Aim of the task: From the listing below, pull out every line where the string "đỉnh" appears.

Records provided:
= = =
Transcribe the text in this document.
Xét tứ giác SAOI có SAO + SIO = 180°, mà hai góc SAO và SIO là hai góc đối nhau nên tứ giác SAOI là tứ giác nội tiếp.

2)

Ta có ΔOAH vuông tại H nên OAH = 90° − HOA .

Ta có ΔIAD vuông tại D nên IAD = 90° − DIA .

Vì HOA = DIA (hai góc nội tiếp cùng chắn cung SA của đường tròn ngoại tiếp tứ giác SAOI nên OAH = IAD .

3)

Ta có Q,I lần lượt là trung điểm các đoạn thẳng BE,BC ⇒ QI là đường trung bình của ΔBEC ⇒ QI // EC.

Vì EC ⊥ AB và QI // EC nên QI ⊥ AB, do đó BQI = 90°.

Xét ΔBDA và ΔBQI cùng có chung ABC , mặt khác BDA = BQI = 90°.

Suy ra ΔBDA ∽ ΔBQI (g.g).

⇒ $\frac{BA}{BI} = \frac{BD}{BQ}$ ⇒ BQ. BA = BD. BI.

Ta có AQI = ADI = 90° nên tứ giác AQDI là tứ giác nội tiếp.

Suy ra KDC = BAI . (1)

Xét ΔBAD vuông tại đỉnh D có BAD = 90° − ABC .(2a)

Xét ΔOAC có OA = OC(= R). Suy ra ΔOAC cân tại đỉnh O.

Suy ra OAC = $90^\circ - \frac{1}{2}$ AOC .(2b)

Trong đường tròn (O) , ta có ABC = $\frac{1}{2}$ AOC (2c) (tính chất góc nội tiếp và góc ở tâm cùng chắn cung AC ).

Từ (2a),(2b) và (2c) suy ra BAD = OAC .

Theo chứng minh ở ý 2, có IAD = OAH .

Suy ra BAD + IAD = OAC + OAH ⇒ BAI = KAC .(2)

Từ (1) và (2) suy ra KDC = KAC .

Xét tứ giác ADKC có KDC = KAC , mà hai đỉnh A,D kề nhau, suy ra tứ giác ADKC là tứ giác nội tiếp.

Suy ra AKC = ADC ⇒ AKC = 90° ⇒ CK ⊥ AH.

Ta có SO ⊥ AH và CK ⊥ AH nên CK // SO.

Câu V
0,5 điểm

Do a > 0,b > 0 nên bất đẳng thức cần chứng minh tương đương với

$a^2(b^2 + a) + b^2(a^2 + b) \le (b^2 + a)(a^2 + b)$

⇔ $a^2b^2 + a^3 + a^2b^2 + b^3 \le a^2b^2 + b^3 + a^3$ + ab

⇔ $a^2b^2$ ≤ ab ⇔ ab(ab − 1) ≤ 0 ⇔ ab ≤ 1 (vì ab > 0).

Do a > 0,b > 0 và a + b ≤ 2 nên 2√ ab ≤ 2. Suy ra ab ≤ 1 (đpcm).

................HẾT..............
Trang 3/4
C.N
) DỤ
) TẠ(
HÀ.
= = =
Worked solution:
Xét ΔBAD vuông tại đỉnh D có BAD = 90° − ABC .(2a)
Xét ΔOAC có OA = OC(= R). Suy ra ΔOAC cân tại đỉnh O.
Xét tứ giác ADKC có KDC = KAC , mà hai đỉnh A,D kề nhau, suy ra tứ giác ADKC là tứ giác nội tiếp.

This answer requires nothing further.